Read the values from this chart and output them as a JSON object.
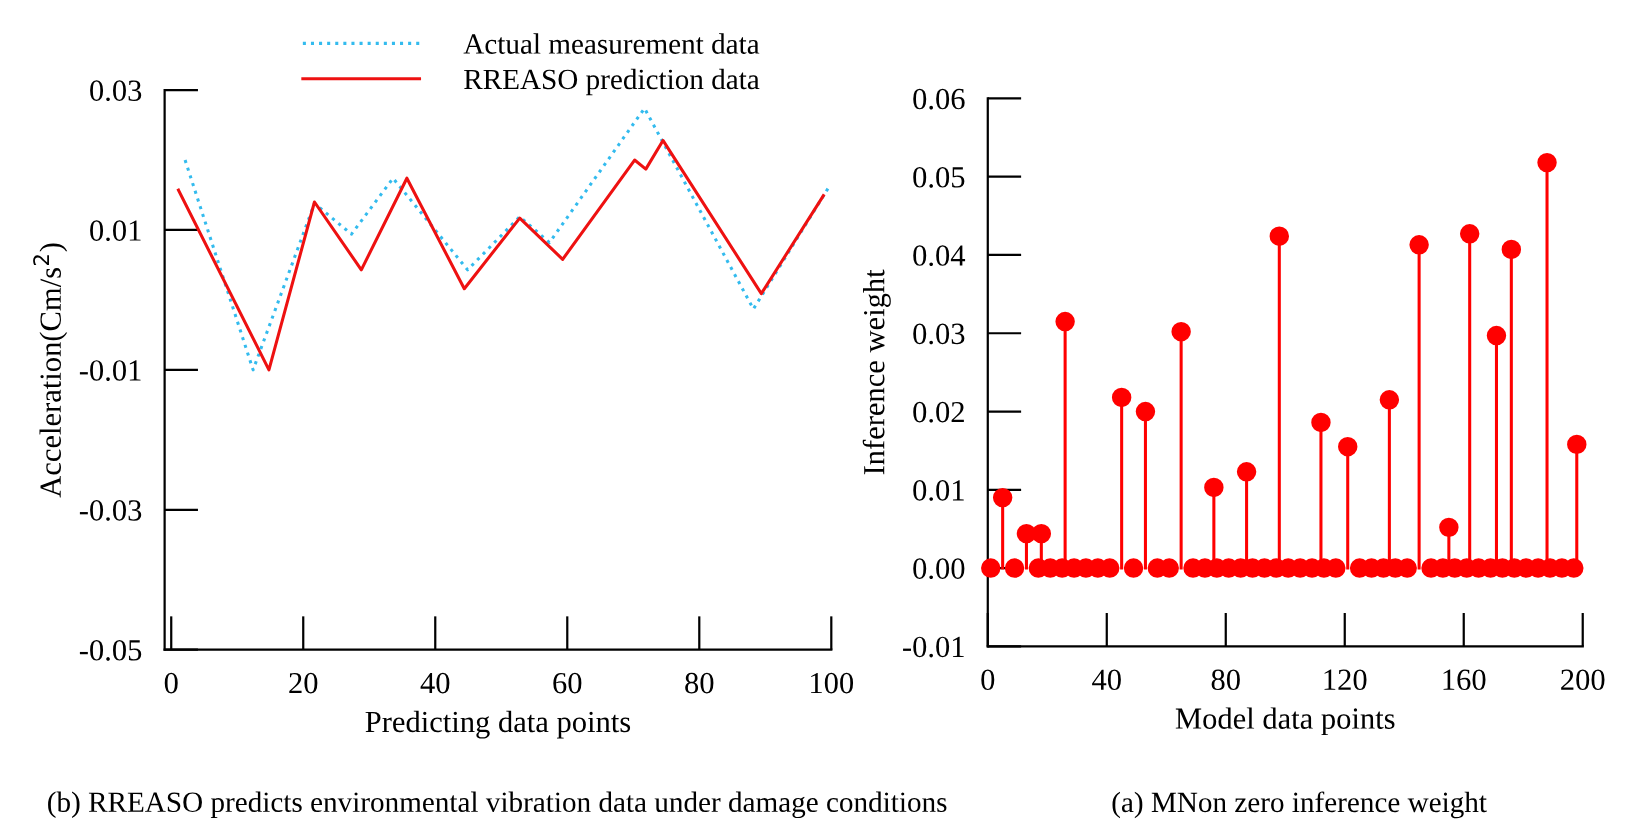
{
  "chart_data": [
    {
      "type": "line",
      "xlabel": "Predicting data points",
      "ylabel": "Acceleration(Cm/s$^{2}$)",
      "xlim": [
        -1,
        100
      ],
      "xticks": [
        0,
        20,
        40,
        60,
        80,
        100
      ],
      "ylim": [
        -0.05,
        0.03
      ],
      "yticks": [
        {
          "value": 0.03,
          "label": "0.03"
        },
        {
          "value": 0.01,
          "label": "0.01"
        },
        {
          "value": -0.01,
          "label": "-0.01"
        },
        {
          "value": -0.03,
          "label": "-0.03"
        },
        {
          "value": -0.05,
          "label": "-0.05"
        }
      ],
      "grid": false,
      "legend": "top",
      "marker": "none",
      "series": [
        {
          "name": "Actual measurement data",
          "color": "#33bbee",
          "line_style": "dotted",
          "x": [
            2.1,
            12.4,
            21.7,
            27.3,
            33.6,
            44.9,
            52.8,
            57.3,
            71.7,
            88.2,
            99.8
          ],
          "values": [
            0.02,
            -0.01,
            0.0138,
            0.0094,
            0.0174,
            0.0043,
            0.0119,
            0.0082,
            0.0274,
            -0.0013,
            0.0164
          ]
        },
        {
          "name": "RREASO prediction data",
          "color": "#ee1111",
          "line_style": "solid",
          "x": [
            1.1,
            14.8,
            21.7,
            28.8,
            35.7,
            44.4,
            52.8,
            59.3,
            70.2,
            71.9,
            74.5,
            89.4,
            98.8
          ],
          "values": [
            0.0157,
            -0.01,
            0.014,
            0.0043,
            0.0174,
            0.0016,
            0.0117,
            0.0058,
            0.02,
            0.0187,
            0.0228,
            0.0009,
            0.0149
          ]
        }
      ],
      "annotations": [
        "(b) RREASO predicts environmental vibration data under damage conditions"
      ]
    },
    {
      "type": "lollipop",
      "xlabel": "Model data points",
      "ylabel": "Inference weight",
      "xlim": [
        0,
        200
      ],
      "xticks": [
        0,
        40,
        80,
        120,
        160,
        200
      ],
      "ylim": [
        -0.01,
        0.06
      ],
      "yticks": [
        {
          "value": 0.06,
          "label": "0.06"
        },
        {
          "value": 0.05,
          "label": "0.05"
        },
        {
          "value": 0.04,
          "label": "0.04"
        },
        {
          "value": 0.03,
          "label": "0.03"
        },
        {
          "value": 0.02,
          "label": "0.02"
        },
        {
          "value": 0.01,
          "label": "0.01"
        },
        {
          "value": 0.0,
          "label": "0.00"
        },
        {
          "value": -0.01,
          "label": "-0.01"
        }
      ],
      "grid": false,
      "marker": "circle",
      "series": [
        {
          "color": "#ff0000",
          "x": [
            1,
            5,
            9,
            13,
            17,
            18,
            21,
            25,
            26,
            29,
            33,
            37,
            41,
            45,
            49,
            53,
            57,
            61,
            65,
            69,
            73,
            76,
            77,
            81,
            85,
            87,
            89,
            93,
            97,
            98,
            101,
            105,
            109,
            112,
            113,
            117,
            121,
            125,
            129,
            133,
            135,
            137,
            141,
            145,
            149,
            153,
            155,
            157,
            161,
            162,
            165,
            169,
            171,
            173,
            176,
            177,
            181,
            185,
            188,
            189,
            193,
            197,
            198
          ],
          "values": [
            0,
            0.009,
            0,
            0.0044,
            0,
            0.0044,
            0,
            0,
            0.0315,
            0,
            0,
            0,
            0,
            0.0218,
            0,
            0.02,
            0,
            0,
            0.0302,
            0,
            0,
            0.0103,
            0,
            0,
            0,
            0.0123,
            0,
            0,
            0,
            0.0424,
            0,
            0,
            0,
            0.0186,
            0,
            0,
            0.0155,
            0,
            0,
            0,
            0.0215,
            0,
            0,
            0.0413,
            0,
            0,
            0.0052,
            0,
            0,
            0.0427,
            0,
            0,
            0.0297,
            0,
            0.0407,
            0,
            0,
            0,
            0.0518,
            0,
            0,
            0,
            0.0158
          ]
        }
      ],
      "annotations": [
        "(a) MNon zero inference weight"
      ]
    }
  ]
}
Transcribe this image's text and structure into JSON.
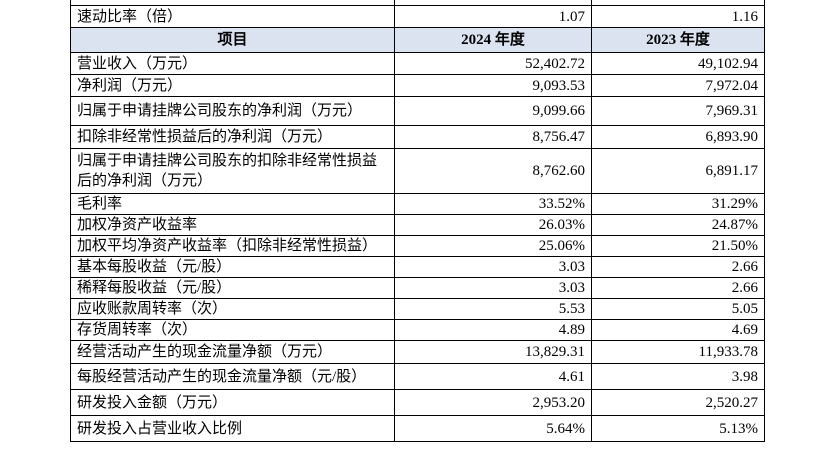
{
  "table": {
    "rows": [
      [
        "速动比率（倍）",
        "1.07",
        "1.16"
      ]
    ],
    "header": [
      "项目",
      "2024 年度",
      "2023 年度"
    ],
    "body": [
      [
        "营业收入（万元）",
        "52,402.72",
        "49,102.94"
      ],
      [
        "净利润（万元）",
        "9,093.53",
        "7,972.04"
      ],
      [
        "归属于申请挂牌公司股东的净利润（万元）",
        "9,099.66",
        "7,969.31"
      ],
      [
        "扣除非经常性损益后的净利润（万元）",
        "8,756.47",
        "6,893.90"
      ],
      [
        "归属于申请挂牌公司股东的扣除非经常性损益后的净利润（万元）",
        "8,762.60",
        "6,891.17"
      ],
      [
        "毛利率",
        "33.52%",
        "31.29%"
      ],
      [
        "加权净资产收益率",
        "26.03%",
        "24.87%"
      ],
      [
        "加权平均净资产收益率（扣除非经常性损益）",
        "25.06%",
        "21.50%"
      ],
      [
        "基本每股收益（元/股）",
        "3.03",
        "2.66"
      ],
      [
        "稀释每股收益（元/股）",
        "3.03",
        "2.66"
      ],
      [
        "应收账款周转率（次）",
        "5.53",
        "5.05"
      ],
      [
        "存货周转率（次）",
        "4.89",
        "4.69"
      ],
      [
        "经营活动产生的现金流量净额（万元）",
        "13,829.31",
        "11,933.78"
      ],
      [
        "每股经营活动产生的现金流量净额（元/股）",
        "4.61",
        "3.98"
      ],
      [
        "研发投入金额（万元）",
        "2,953.20",
        "2,520.27"
      ],
      [
        "研发投入占营业收入比例",
        "5.64%",
        "5.13%"
      ]
    ]
  }
}
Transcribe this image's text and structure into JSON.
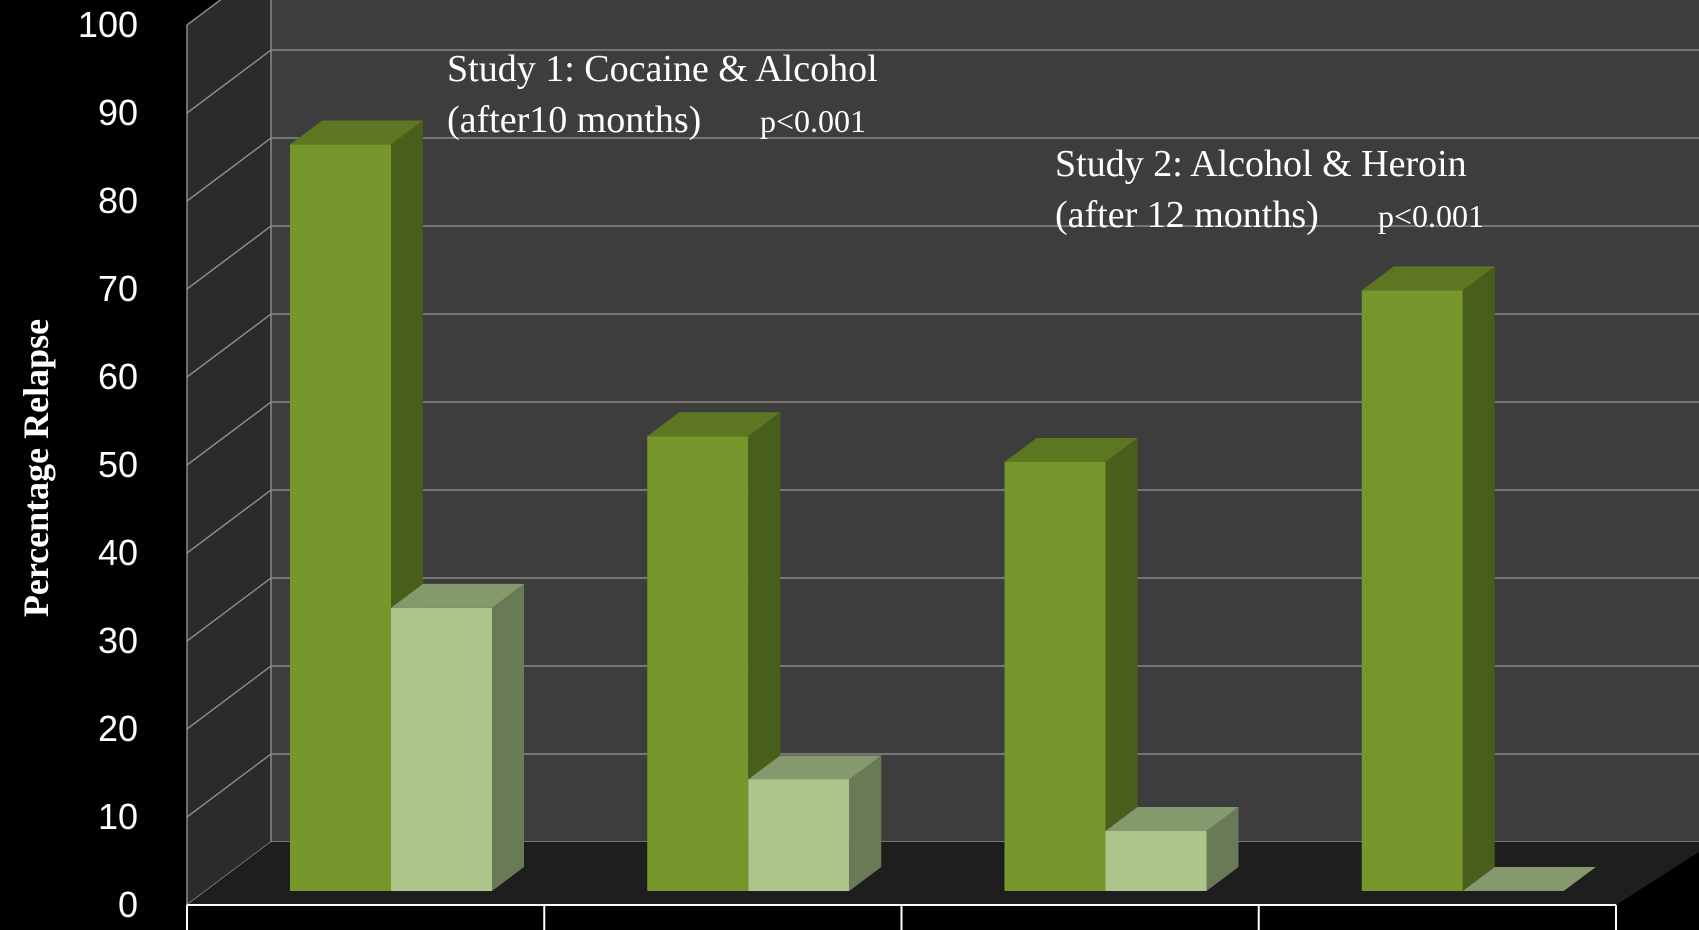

===

PROBLEM REQUIREMENTS
Output the entries above exactly, without their pictures.

COMPLETED TASK
Read the values from this chart and output them as a JSON object.
{
  "chart_data": [
    {
      "type": "line",
      "xlabel": "Predicting data points",
      "ylabel": "Acceleration(Cm/s$^{2}$)",
      "xlim": [
        -1,
        100
      ],
      "xticks": [
        0,
        20,
        40,
        60,
        80,
        100
      ],
      "ylim": [
        -0.05,
        0.03
      ],
      "yticks": [
        {
          "value": 0.03,
          "label": "0.03"
        },
        {
          "value": 0.01,
          "label": "0.01"
        },
        {
          "value": -0.01,
          "label": "-0.01"
        },
        {
          "value": -0.03,
          "label": "-0.03"
        },
        {
          "value": -0.05,
          "label": "-0.05"
        }
      ],
      "grid": false,
      "legend": "top",
      "marker": "none",
      "series": [
        {
          "name": "Actual measurement data",
          "color": "#33bbee",
          "line_style": "dotted",
          "x": [
            2.1,
            12.4,
            21.7,
            27.3,
            33.6,
            44.9,
            52.8,
            57.3,
            71.7,
            88.2,
            99.8
          ],
          "values": [
            0.02,
            -0.01,
            0.0138,
            0.0094,
            0.0174,
            0.0043,
            0.0119,
            0.0082,
            0.0274,
            -0.0013,
            0.0164
          ]
        },
        {
          "name": "RREASO prediction data",
          "color": "#ee1111",
          "line_style": "solid",
          "x": [
            1.1,
            14.8,
            21.7,
            28.8,
            35.7,
            44.4,
            52.8,
            59.3,
            70.2,
            71.9,
            74.5,
            89.4,
            98.8
          ],
          "values": [
            0.0157,
            -0.01,
            0.014,
            0.0043,
            0.0174,
            0.0016,
            0.0117,
            0.0058,
            0.02,
            0.0187,
            0.0228,
            0.0009,
            0.0149
          ]
        }
      ],
      "annotations": [
        "(b) RREASO predicts environmental vibration data under damage conditions"
      ]
    },
    {
      "type": "lollipop",
      "xlabel": "Model data points",
      "ylabel": "Inference weight",
      "xlim": [
        0,
        200
      ],
      "xticks": [
        0,
        40,
        80,
        120,
        160,
        200
      ],
      "ylim": [
        -0.01,
        0.06
      ],
      "yticks": [
        {
          "value": 0.06,
          "label": "0.06"
        },
        {
          "value": 0.05,
          "label": "0.05"
        },
        {
          "value": 0.04,
          "label": "0.04"
        },
        {
          "value": 0.03,
          "label": "0.03"
        },
        {
          "value": 0.02,
          "label": "0.02"
        },
        {
          "value": 0.01,
          "label": "0.01"
        },
        {
          "value": 0.0,
          "label": "0.00"
        },
        {
          "value": -0.01,
          "label": "-0.01"
        }
      ],
      "grid": false,
      "marker": "circle",
      "series": [
        {
          "color": "#ff0000",
          "x": [
            1,
            5,
            9,
            13,
            17,
            18,
            21,
            25,
            26,
            29,
            33,
            37,
            41,
            45,
            49,
            53,
            57,
            61,
            65,
            69,
            73,
            76,
            77,
            81,
            85,
            87,
            89,
            93,
            97,
            98,
            101,
            105,
            109,
            112,
            113,
            117,
            121,
            125,
            129,
            133,
            135,
            137,
            141,
            145,
            149,
            153,
            155,
            157,
            161,
            162,
            165,
            169,
            171,
            173,
            176,
            177,
            181,
            185,
            188,
            189,
            193,
            197,
            198
          ],
          "values": [
            0,
            0.009,
            0,
            0.0044,
            0,
            0.0044,
            0,
            0,
            0.0315,
            0,
            0,
            0,
            0,
            0.0218,
            0,
            0.02,
            0,
            0,
            0.0302,
            0,
            0,
            0.0103,
            0,
            0,
            0,
            0.0123,
            0,
            0,
            0,
            0.0424,
            0,
            0,
            0,
            0.0186,
            0,
            0,
            0.0155,
            0,
            0,
            0,
            0.0215,
            0,
            0,
            0.0413,
            0,
            0,
            0.0052,
            0,
            0,
            0.0427,
            0,
            0,
            0.0297,
            0,
            0.0407,
            0,
            0,
            0,
            0.0518,
            0,
            0,
            0,
            0.0158
          ]
        }
      ],
      "annotations": [
        "(a) MNon zero inference weight"
      ]
    }
  ]
}
Transcribe this image's text and structure into JSON.
{
  "table": {
    "rows": [
      [
        "速动比率（倍）",
        "1.07",
        "1.16"
      ]
    ],
    "header": [
      "项目",
      "2024 年度",
      "2023 年度"
    ],
    "body": [
      [
        "营业收入（万元）",
        "52,402.72",
        "49,102.94"
      ],
      [
        "净利润（万元）",
        "9,093.53",
        "7,972.04"
      ],
      [
        "归属于申请挂牌公司股东的净利润（万元）",
        "9,099.66",
        "7,969.31"
      ],
      [
        "扣除非经常性损益后的净利润（万元）",
        "8,756.47",
        "6,893.90"
      ],
      [
        "归属于申请挂牌公司股东的扣除非经常性损益后的净利润（万元）",
        "8,762.60",
        "6,891.17"
      ],
      [
        "毛利率",
        "33.52%",
        "31.29%"
      ],
      [
        "加权净资产收益率",
        "26.03%",
        "24.87%"
      ],
      [
        "加权平均净资产收益率（扣除非经常性损益）",
        "25.06%",
        "21.50%"
      ],
      [
        "基本每股收益（元/股）",
        "3.03",
        "2.66"
      ],
      [
        "稀释每股收益（元/股）",
        "3.03",
        "2.66"
      ],
      [
        "应收账款周转率（次）",
        "5.53",
        "5.05"
      ],
      [
        "存货周转率（次）",
        "4.89",
        "4.69"
      ],
      [
        "经营活动产生的现金流量净额（万元）",
        "13,829.31",
        "11,933.78"
      ],
      [
        "每股经营活动产生的现金流量净额（元/股）",
        "4.61",
        "3.98"
      ],
      [
        "研发投入金额（万元）",
        "2,953.20",
        "2,520.27"
      ],
      [
        "研发投入占营业收入比例",
        "5.64%",
        "5.13%"
      ]
    ]
  }
}
Transcribe this image's text and structure into JSON.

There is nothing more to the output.